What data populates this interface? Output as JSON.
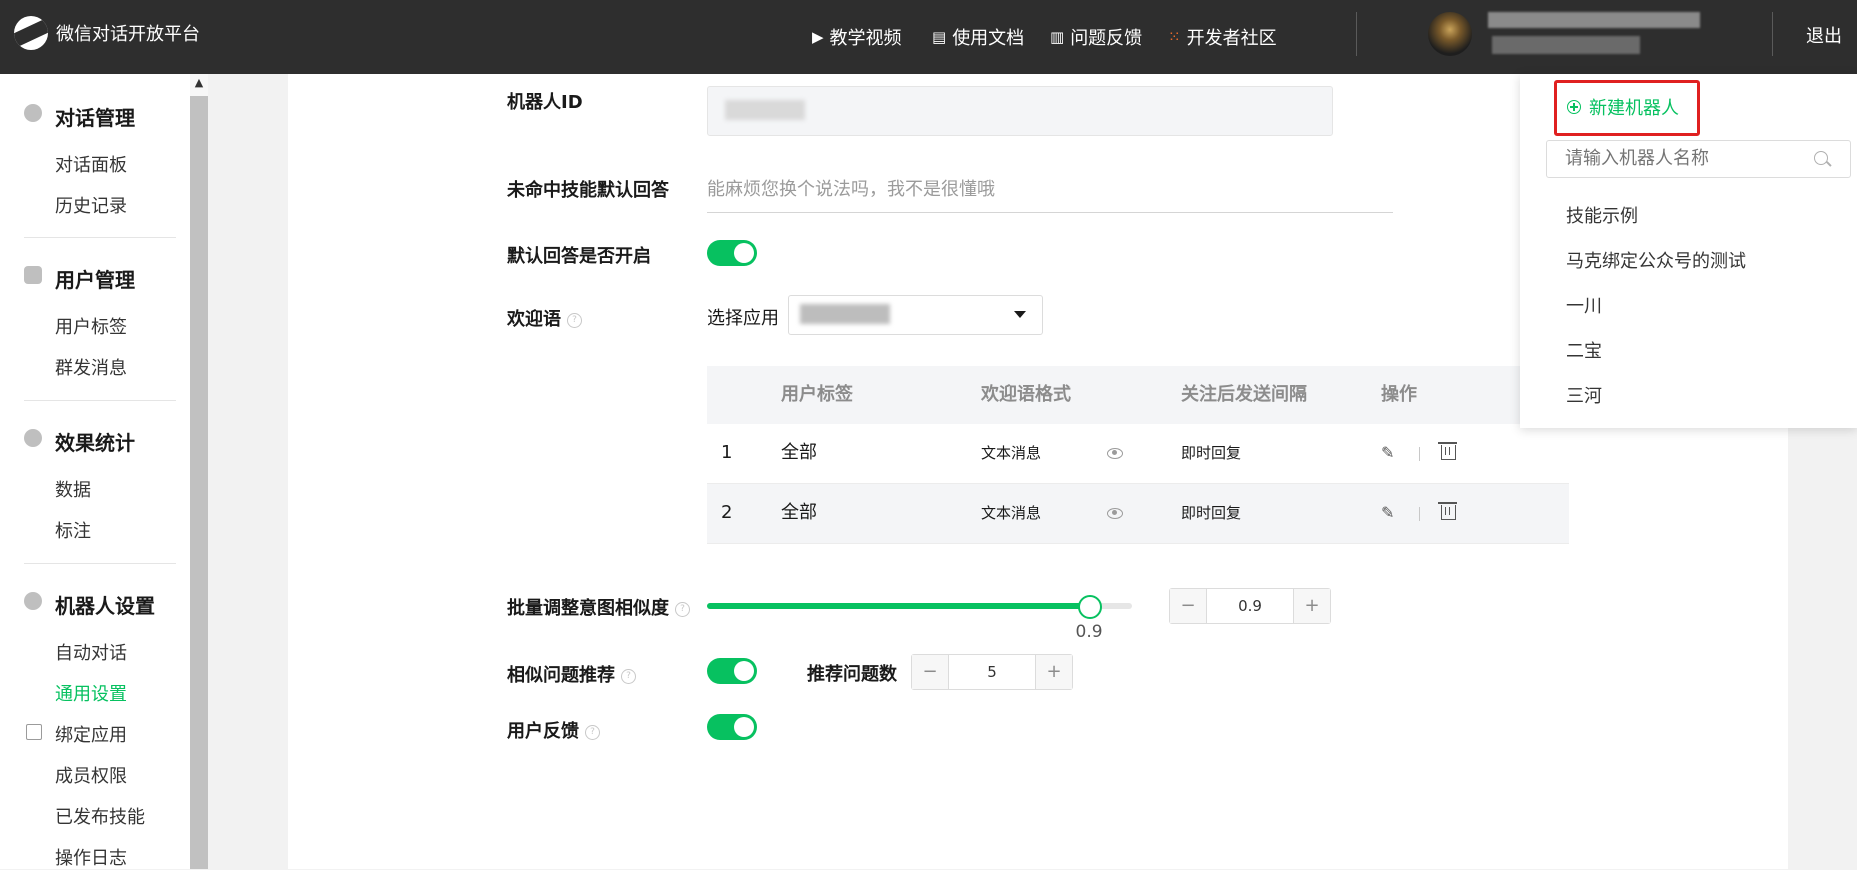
{
  "header": {
    "app_title": "微信对话开放平台",
    "nav": [
      "教学视频",
      "使用文档",
      "问题反馈",
      "开发者社区"
    ],
    "logout": "退出"
  },
  "sidebar": {
    "sections": [
      {
        "title": "对话管理",
        "items": [
          "对话面板",
          "历史记录"
        ]
      },
      {
        "title": "用户管理",
        "items": [
          "用户标签",
          "群发消息"
        ]
      },
      {
        "title": "效果统计",
        "items": [
          "数据",
          "标注"
        ]
      },
      {
        "title": "机器人设置",
        "items": [
          "自动对话",
          "通用设置",
          "绑定应用",
          "成员权限",
          "已发布技能",
          "操作日志"
        ]
      }
    ],
    "active_item": "通用设置"
  },
  "form": {
    "robot_id_label": "机器人ID",
    "default_answer_label": "未命中技能默认回答",
    "default_answer_placeholder": "能麻烦您换个说法吗，我不是很懂哦",
    "default_answer_enabled_label": "默认回答是否开启",
    "default_answer_enabled": true,
    "welcome_label": "欢迎语",
    "select_app_label": "选择应用",
    "welcome_table": {
      "headers": [
        "",
        "用户标签",
        "欢迎语格式",
        "关注后发送间隔",
        "操作"
      ],
      "rows": [
        {
          "index": "1",
          "tag": "全部",
          "format": "文本消息",
          "interval": "即时回复"
        },
        {
          "index": "2",
          "tag": "全部",
          "format": "文本消息",
          "interval": "即时回复"
        }
      ]
    },
    "similarity_label": "批量调整意图相似度",
    "similarity_value": "0.9",
    "similarity_level": 0.9,
    "similar_question_label": "相似问题推荐",
    "similar_question_enabled": true,
    "recommend_count_label": "推荐问题数",
    "recommend_count_value": "5",
    "user_feedback_label": "用户反馈",
    "user_feedback_enabled": true,
    "stepper_minus": "−",
    "stepper_plus": "+"
  },
  "robot_dropdown": {
    "new_robot": "新建机器人",
    "search_placeholder": "请输入机器人名称",
    "robots": [
      "技能示例",
      "马克绑定公众号的测试",
      "一川",
      "二宝",
      "三河"
    ]
  },
  "colors": {
    "accent": "#07c160",
    "topbar": "#2e2e2e",
    "highlight": "#e02020"
  }
}
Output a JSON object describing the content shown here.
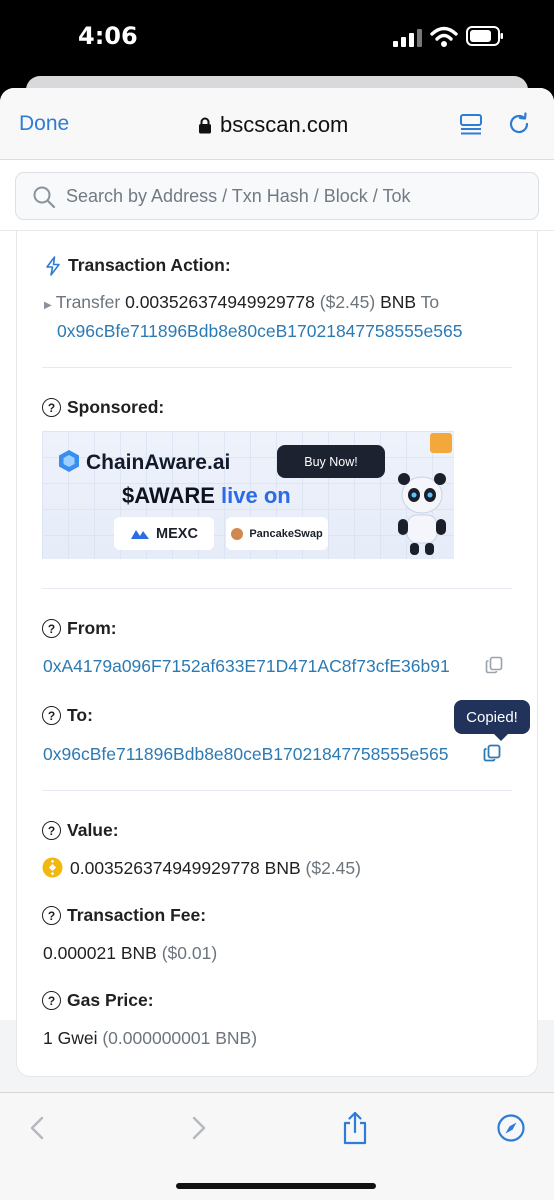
{
  "status": {
    "time": "4:06"
  },
  "browser": {
    "done_label": "Done",
    "url": "bscscan.com"
  },
  "search": {
    "placeholder": "Search by Address / Txn Hash / Block / Tok"
  },
  "tx_action": {
    "label": "Transaction Action:",
    "prefix": "Transfer",
    "amount": "0.003526374949929778",
    "usd": "($2.45)",
    "unit": "BNB",
    "to_word": "To",
    "to_address": "0x96cBfe711896Bdb8e80ceB17021847758555e565"
  },
  "sponsored": {
    "label": "Sponsored:",
    "ad": {
      "brand": "ChainAware.ai",
      "buy": "Buy Now!",
      "headline_a": "$AWARE",
      "headline_b": "live on",
      "exchange_1": "MEXC",
      "exchange_2": "PancakeSwap"
    }
  },
  "from": {
    "label": "From:",
    "address": "0xA4179a096F7152af633E71D471AC8f73cfE36b91"
  },
  "to": {
    "label": "To:",
    "address": "0x96cBfe711896Bdb8e80ceB17021847758555e565",
    "tooltip": "Copied!"
  },
  "value": {
    "label": "Value:",
    "amount": "0.003526374949929778 BNB",
    "usd": "($2.45)"
  },
  "fee": {
    "label": "Transaction Fee:",
    "amount": "0.000021 BNB",
    "usd": "($0.01)"
  },
  "gas": {
    "label": "Gas Price:",
    "amount": "1 Gwei",
    "detail": "(0.000000001 BNB)"
  },
  "colors": {
    "link": "#2c7ab3",
    "accent": "#2e7cd6",
    "tooltip_bg": "#21325b"
  }
}
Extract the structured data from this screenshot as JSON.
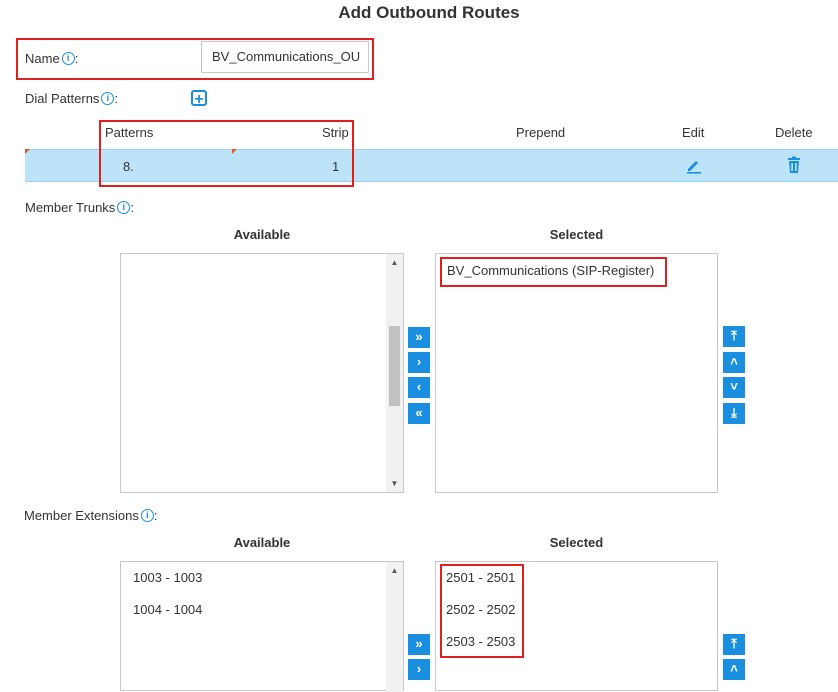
● ● ●
§ **Task details**
In the records above, locate the line containing "Output a JSON", then copy exactly that line and every line after it through the end, omitting pictures.

§ **Answer in full**
Output a JSON object describing the content shown here.
{
  "status": {
    "time": "4:06"
  },
  "browser": {
    "done_label": "Done",
    "url": "bscscan.com"
  },
  "search": {
    "placeholder": "Search by Address / Txn Hash / Block / Tok"
  },
  "tx_action": {
    "label": "Transaction Action:",
    "prefix": "Transfer",
    "amount": "0.003526374949929778",
    "usd": "($2.45)",
    "unit": "BNB",
    "to_word": "To",
    "to_address": "0x96cBfe711896Bdb8e80ceB17021847758555e565"
  },
  "sponsored": {
    "label": "Sponsored:",
    "ad": {
      "brand": "ChainAware.ai",
      "buy": "Buy Now!",
      "headline_a": "$AWARE",
      "headline_b": "live on",
      "exchange_1": "MEXC",
      "exchange_2": "PancakeSwap"
    }
  },
  "from": {
    "label": "From:",
    "address": "0xA4179a096F7152af633E71D471AC8f73cfE36b91"
  },
  "to": {
    "label": "To:",
    "address": "0x96cBfe711896Bdb8e80ceB17021847758555e565",
    "tooltip": "Copied!"
  },
  "value": {
    "label": "Value:",
    "amount": "0.003526374949929778 BNB",
    "usd": "($2.45)"
  },
  "fee": {
    "label": "Transaction Fee:",
    "amount": "0.000021 BNB",
    "usd": "($0.01)"
  },
  "gas": {
    "label": "Gas Price:",
    "amount": "1 Gwei",
    "detail": "(0.000000001 BNB)"
  },
  "colors": {
    "link": "#2c7ab3",
    "accent": "#2e7cd6",
    "tooltip_bg": "#21325b"
  }
}
Extract the structured data from this screenshot as JSON.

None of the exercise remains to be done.